▸ **TASK**
Look for the string "ยนแปลงข" in the lines and copy each line that has it.

(Records)
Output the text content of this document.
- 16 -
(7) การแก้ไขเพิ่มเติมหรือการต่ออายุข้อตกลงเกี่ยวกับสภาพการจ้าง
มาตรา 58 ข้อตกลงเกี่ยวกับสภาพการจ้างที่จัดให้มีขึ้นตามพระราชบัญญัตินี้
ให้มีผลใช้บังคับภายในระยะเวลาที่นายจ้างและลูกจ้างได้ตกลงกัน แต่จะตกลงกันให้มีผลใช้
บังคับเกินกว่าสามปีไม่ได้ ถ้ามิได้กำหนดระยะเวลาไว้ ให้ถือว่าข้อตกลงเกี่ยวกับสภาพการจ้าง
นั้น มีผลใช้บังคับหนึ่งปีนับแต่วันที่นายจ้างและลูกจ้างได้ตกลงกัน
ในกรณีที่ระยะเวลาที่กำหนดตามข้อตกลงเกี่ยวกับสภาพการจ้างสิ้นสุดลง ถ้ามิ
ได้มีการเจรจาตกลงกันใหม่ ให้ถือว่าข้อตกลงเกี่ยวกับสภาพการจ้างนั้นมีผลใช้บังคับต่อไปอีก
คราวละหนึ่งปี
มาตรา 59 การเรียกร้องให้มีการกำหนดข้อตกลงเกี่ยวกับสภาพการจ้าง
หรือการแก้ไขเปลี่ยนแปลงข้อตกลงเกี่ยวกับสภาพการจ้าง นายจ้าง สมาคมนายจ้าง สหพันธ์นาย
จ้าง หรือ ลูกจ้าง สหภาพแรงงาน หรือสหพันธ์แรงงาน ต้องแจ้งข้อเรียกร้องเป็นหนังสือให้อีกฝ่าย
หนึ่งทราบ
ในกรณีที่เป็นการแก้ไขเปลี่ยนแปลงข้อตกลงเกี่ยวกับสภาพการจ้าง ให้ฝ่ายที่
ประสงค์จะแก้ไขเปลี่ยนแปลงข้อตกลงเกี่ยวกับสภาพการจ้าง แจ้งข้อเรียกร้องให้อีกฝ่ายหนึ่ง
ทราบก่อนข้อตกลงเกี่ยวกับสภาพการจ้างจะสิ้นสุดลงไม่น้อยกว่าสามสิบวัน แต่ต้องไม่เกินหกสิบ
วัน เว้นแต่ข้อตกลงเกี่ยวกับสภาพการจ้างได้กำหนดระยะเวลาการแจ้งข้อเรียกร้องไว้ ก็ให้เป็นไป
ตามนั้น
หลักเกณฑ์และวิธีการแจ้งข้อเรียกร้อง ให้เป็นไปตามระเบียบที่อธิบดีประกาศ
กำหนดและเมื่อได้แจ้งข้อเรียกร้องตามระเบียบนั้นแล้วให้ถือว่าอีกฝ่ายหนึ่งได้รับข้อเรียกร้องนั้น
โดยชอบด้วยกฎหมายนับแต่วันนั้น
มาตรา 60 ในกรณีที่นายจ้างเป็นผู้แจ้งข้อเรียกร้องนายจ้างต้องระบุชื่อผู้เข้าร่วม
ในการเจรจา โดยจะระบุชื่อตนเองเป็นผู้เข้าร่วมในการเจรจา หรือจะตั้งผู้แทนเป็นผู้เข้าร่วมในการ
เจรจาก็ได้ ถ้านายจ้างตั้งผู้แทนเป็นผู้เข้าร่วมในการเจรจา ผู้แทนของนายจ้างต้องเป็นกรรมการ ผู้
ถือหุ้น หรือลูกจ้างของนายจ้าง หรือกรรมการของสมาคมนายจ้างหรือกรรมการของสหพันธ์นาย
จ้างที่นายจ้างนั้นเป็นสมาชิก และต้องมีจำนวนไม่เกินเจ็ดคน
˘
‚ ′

▸ **ANSWER IN FULL**
หรือการแก้ไขเปลี่ยนแปลงข้อตกลงเกี่ยวกับสภาพการจ้าง นายจ้าง สมาคมนายจ้าง สหพันธ์นาย
ในกรณีที่เป็นการแก้ไขเปลี่ยนแปลงข้อตกลงเกี่ยวกับสภาพการจ้าง ให้ฝ่ายที่
ประสงค์จะแก้ไขเปลี่ยนแปลงข้อตกลงเกี่ยวกับสภาพการจ้าง แจ้งข้อเรียกร้องให้อีกฝ่ายหนึ่ง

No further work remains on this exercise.